Exercise instructions — Without the pictures, give the entries below again exactly as written.

Raw data —
# # # # # # #

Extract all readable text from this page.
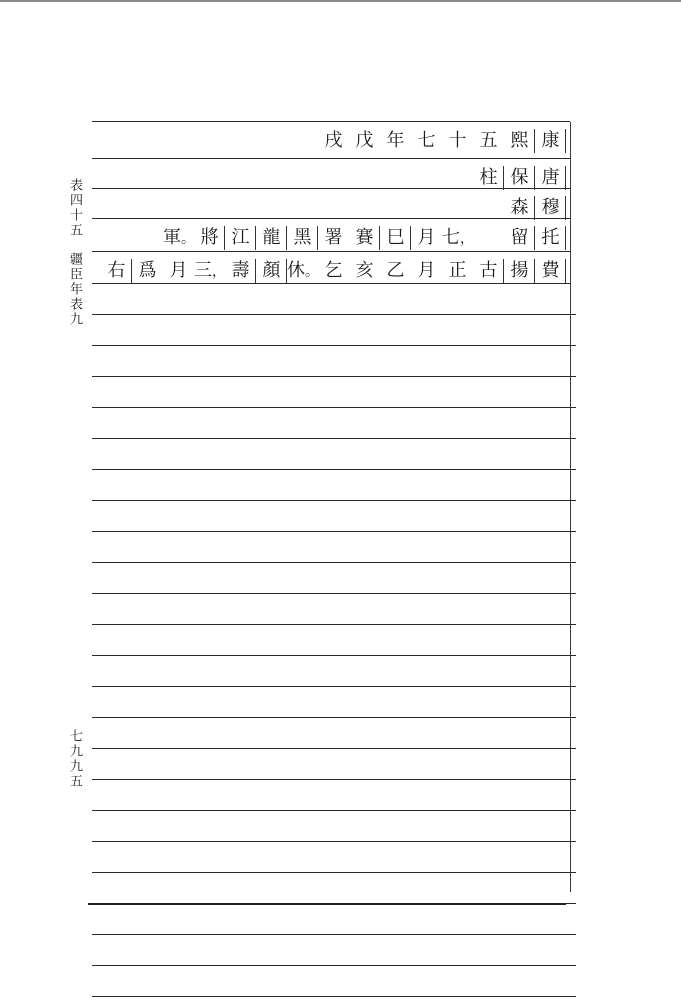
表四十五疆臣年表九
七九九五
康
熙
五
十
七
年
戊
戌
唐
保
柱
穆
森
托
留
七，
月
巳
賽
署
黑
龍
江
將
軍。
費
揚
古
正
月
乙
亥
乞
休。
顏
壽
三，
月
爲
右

# # # # # # #

Completed exercise —
Extract all readable text from this page.
表四十五疆臣年表九
七九九五
康
熙
五
十
七
年
戊
戌
唐
保
柱
穆
森
托
留
七，
月
巳
賽
署
黑
龍
江
將
軍。
費
揚
古
正
月
乙
亥
乞
休。
顏
壽
三，
月
爲
右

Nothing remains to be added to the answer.